**AIM A:**
Copy the listing verbatim, beginning at its first line and stopping after the line that contains "candle-body [351,225,364,230]". Include both of those lines.

**SELECTED TEXT:**
○ ○ ○

Switch to English Language Passer en langue française Omschakelen naar Nederlandse Taal Wechseln Sie zu deutschen Sprache Passa alla lingua italiana
Members: 69,740   Posts: 1,515,552   Online: 1078
      
Results 1 to 5 of 5
  1. #1

    Join Date
    Mar 2003
    Posts
    270

    Plant Pigment Emulsions

    I have a series of LF negatives of Black Iris & Poppy Pods that I would like to contact print using the pigments and photosensitive resins of the respective plants. I believe that the liquid pigment from the Black Iris has some wonderful potential as when it mixed with solutions of varying pH it reveals a spectrum from pale yellow through the greens & blues to deep purple/black. The poppy resin also has some interesting qualities when first collected and applied immediately to a paper substrate it is clear but upon exposure to UV light it turns a rich dark umber. As the resin from the poppy is a photosensitive alkaloid it may be compatible in tandem with some of the other alt processes... any ideas?

    I believe that the use of plant pigments and resins have been used in emulsions in the past but I can find very little information. As I have very little of the raw materials for experimentation (only 2 cups of the iris pigment and ½ cup of the clear latex (collected at night and kept in the dark). I would appreciate any references, published data or formulas that would assist me in making a few prints.

    Cheers & Thanks,
    Annie

  2. #2
    nze
    nze is offline
    nze's Avatar
    Join Date
    Apr 2004
    Location
    France
    Shooter
    Multi Format
    Posts
    705
    Blog Entries
    3
    Images
    49

    anthotype

    Hi Annie

    I don't know muwh about the use of the resin , But Htere is some infomration about the use of petals pigment
    on google and some photography on the alternative photography web page

    I did some anthotype with Poppies and red flowers, it is a funny thing to do with children
    hope this help.

○ ○ ○

**INPUT ROWS:**
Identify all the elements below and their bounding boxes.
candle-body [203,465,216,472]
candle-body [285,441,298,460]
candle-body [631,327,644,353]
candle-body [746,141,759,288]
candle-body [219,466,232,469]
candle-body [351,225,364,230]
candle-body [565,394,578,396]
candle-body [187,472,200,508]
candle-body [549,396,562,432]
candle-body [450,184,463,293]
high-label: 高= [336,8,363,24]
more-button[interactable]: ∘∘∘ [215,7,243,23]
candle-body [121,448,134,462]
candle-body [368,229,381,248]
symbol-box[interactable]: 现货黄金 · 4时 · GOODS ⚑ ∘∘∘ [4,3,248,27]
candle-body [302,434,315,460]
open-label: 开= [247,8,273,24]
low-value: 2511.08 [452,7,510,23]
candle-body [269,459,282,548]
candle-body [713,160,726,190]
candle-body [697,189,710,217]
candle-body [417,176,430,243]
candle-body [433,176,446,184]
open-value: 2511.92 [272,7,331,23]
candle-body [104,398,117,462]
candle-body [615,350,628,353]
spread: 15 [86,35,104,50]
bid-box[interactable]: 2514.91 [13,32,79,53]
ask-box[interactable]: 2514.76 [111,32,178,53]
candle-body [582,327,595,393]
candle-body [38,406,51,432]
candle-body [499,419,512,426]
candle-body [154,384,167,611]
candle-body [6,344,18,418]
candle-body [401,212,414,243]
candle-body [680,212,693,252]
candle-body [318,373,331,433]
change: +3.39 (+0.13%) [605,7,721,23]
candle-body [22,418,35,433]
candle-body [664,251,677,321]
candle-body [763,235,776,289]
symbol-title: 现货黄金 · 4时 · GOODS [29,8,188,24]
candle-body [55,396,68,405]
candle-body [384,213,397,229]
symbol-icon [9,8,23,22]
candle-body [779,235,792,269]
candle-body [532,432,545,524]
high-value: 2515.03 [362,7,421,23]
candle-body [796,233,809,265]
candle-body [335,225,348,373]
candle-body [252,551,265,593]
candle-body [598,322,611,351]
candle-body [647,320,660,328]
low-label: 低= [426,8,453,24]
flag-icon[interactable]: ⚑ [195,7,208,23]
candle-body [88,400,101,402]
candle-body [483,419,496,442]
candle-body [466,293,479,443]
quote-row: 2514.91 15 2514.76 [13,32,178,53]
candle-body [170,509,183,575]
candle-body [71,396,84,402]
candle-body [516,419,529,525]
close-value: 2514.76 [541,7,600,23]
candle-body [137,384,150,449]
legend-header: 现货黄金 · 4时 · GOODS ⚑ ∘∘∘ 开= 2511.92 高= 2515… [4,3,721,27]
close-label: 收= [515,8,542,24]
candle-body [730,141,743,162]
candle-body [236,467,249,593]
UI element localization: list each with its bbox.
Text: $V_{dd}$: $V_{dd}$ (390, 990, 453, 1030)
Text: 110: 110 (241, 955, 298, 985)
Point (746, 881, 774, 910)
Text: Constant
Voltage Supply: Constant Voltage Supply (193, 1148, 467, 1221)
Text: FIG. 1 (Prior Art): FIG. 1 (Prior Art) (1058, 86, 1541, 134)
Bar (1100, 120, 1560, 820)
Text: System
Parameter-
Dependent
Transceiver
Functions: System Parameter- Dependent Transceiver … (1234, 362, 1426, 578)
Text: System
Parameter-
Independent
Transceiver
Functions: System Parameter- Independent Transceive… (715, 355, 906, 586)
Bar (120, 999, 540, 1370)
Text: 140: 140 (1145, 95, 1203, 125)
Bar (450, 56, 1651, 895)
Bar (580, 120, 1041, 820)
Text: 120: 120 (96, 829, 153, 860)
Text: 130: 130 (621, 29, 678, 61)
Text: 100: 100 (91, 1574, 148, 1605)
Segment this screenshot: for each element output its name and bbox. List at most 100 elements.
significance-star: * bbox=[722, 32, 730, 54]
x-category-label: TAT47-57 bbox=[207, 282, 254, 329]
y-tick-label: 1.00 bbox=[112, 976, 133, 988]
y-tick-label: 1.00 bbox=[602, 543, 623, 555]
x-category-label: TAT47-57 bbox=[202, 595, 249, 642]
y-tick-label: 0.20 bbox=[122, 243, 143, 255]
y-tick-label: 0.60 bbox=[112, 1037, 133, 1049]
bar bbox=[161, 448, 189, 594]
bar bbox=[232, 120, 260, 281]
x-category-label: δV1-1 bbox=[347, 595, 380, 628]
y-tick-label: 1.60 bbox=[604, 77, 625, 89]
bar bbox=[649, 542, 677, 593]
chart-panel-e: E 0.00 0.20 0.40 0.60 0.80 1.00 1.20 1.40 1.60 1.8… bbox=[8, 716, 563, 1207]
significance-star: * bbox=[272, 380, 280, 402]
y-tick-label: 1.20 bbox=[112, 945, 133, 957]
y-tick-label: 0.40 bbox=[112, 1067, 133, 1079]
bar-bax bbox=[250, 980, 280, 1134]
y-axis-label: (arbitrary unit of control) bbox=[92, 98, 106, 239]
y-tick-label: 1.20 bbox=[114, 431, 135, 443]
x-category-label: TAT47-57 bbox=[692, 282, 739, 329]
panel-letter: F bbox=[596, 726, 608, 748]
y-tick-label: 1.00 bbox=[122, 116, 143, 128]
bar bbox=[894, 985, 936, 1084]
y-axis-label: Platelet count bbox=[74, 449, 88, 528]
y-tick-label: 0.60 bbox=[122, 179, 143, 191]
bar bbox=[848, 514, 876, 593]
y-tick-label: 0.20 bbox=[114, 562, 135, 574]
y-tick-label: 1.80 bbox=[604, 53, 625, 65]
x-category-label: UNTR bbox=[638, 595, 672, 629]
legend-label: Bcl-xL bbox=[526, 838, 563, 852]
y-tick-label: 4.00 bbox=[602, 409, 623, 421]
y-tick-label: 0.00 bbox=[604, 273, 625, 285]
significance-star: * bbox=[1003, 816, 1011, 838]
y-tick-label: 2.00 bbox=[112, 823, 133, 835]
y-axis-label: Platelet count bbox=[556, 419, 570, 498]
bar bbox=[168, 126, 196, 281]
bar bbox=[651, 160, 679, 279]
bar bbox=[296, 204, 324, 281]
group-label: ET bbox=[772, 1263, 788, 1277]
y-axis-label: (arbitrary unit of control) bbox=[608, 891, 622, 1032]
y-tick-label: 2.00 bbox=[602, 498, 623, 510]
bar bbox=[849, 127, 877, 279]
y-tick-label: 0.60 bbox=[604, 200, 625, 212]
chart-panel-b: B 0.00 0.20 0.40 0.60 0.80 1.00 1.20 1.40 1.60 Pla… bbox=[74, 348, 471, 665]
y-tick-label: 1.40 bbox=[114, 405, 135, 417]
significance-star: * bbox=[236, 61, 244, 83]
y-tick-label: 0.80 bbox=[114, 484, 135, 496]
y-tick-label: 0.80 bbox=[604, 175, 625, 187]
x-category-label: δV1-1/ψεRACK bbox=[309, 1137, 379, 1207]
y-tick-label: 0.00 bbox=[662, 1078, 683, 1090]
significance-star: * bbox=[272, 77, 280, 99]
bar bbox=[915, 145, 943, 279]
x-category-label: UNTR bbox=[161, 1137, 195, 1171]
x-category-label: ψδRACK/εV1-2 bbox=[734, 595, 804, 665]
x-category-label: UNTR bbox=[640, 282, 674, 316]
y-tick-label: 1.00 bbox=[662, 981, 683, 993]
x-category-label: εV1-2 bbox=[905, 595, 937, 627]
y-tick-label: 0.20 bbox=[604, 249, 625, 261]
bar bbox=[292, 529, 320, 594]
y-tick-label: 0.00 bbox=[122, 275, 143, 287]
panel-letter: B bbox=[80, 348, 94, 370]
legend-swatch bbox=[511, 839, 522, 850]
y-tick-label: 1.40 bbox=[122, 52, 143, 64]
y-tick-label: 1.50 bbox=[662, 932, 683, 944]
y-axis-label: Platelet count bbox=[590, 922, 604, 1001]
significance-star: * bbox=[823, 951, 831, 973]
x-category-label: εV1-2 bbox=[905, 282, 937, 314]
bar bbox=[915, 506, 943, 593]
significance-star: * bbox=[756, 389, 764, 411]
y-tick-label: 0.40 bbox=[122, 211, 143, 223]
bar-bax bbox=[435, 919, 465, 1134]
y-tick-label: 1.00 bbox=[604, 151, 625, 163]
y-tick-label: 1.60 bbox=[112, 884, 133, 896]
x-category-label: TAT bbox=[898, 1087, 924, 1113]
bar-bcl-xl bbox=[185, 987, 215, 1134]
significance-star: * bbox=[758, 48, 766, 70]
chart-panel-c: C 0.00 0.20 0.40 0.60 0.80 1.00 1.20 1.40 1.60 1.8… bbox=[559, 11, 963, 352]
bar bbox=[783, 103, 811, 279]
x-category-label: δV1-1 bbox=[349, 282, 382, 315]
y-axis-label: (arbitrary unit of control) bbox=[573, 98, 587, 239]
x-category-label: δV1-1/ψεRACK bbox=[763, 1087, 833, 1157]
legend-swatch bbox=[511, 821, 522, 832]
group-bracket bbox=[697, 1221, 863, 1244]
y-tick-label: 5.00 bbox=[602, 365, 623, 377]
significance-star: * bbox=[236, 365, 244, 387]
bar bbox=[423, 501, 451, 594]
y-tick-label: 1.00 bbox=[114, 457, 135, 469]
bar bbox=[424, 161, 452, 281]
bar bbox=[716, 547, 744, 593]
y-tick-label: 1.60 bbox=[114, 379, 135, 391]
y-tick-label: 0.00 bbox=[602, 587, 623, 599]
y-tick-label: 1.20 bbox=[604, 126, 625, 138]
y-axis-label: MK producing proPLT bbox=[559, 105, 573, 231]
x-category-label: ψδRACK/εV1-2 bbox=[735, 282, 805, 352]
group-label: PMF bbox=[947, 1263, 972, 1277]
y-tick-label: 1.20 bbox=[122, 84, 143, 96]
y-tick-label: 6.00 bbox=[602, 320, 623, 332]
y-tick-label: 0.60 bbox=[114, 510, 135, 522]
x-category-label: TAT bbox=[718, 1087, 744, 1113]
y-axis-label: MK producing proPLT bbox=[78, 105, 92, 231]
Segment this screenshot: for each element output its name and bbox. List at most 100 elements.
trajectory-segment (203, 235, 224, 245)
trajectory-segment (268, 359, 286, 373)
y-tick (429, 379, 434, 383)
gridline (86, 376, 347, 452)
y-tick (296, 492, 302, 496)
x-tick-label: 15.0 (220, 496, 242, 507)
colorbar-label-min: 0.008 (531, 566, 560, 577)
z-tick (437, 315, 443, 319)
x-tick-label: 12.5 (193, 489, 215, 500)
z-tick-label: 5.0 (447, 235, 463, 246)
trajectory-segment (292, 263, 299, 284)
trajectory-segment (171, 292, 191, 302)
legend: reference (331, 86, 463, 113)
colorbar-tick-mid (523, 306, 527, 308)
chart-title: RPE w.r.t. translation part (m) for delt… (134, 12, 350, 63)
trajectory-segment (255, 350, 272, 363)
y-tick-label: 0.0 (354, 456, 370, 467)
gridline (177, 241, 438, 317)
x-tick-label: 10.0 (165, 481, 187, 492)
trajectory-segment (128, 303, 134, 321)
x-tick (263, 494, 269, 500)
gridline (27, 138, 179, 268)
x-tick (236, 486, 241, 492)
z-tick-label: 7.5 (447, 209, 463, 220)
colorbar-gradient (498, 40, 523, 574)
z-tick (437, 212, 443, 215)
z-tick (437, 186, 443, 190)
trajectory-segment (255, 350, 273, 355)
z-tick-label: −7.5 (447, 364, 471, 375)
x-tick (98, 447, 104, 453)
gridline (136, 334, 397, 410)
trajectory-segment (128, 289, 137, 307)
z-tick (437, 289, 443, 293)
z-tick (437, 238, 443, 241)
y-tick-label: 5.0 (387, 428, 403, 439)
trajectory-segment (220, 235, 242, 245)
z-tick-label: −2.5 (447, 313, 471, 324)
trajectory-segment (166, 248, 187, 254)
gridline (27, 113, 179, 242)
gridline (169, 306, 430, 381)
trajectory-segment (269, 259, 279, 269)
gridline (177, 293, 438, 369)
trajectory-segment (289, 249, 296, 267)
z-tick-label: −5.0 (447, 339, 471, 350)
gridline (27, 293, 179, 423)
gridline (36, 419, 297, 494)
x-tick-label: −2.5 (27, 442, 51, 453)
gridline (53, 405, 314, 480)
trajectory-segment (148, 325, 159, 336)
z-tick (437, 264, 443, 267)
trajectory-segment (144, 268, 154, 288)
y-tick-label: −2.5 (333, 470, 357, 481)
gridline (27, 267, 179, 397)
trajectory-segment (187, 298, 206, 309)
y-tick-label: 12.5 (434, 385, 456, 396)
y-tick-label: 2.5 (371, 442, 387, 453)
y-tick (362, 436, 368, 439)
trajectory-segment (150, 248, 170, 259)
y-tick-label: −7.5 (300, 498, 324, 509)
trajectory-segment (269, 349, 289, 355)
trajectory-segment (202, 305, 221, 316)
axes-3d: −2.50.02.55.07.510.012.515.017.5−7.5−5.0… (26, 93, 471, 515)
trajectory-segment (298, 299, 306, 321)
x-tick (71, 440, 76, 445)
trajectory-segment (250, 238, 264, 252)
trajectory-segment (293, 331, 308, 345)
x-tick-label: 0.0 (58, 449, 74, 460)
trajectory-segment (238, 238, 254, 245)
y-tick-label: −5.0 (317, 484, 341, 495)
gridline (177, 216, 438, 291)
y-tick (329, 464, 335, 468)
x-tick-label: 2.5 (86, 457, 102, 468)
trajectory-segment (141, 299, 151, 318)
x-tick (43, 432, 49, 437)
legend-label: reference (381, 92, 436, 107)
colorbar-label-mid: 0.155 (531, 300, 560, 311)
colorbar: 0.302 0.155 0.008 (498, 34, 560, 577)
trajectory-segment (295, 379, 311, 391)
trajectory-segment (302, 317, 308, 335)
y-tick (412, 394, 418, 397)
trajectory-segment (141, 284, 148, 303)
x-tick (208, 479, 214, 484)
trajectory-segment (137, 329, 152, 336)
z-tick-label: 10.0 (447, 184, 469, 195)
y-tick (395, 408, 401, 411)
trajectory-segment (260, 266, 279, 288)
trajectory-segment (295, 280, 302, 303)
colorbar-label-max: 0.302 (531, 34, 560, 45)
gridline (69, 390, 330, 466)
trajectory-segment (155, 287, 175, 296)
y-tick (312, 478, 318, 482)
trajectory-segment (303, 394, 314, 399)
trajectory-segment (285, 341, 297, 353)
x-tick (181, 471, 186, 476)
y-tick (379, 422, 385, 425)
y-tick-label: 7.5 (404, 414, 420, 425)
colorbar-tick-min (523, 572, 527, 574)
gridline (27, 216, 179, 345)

○ ○ ○

**AIM B:**
List every color that the forum thread on plant pigment emulsions says the Black Iris pigment shows when mixed with solutions of varying pH.

**CORRECT RESPONSE A:**
Identify all the elements below and their bounding boxes.
candle-body [203,465,216,472]
candle-body [285,441,298,460]
candle-body [631,327,644,353]
candle-body [746,141,759,288]
candle-body [219,466,232,469]
candle-body [351,225,364,230]

**CORRECT RESPONSE B:**
- pale yellow
- greens
- blues
- deep purple/black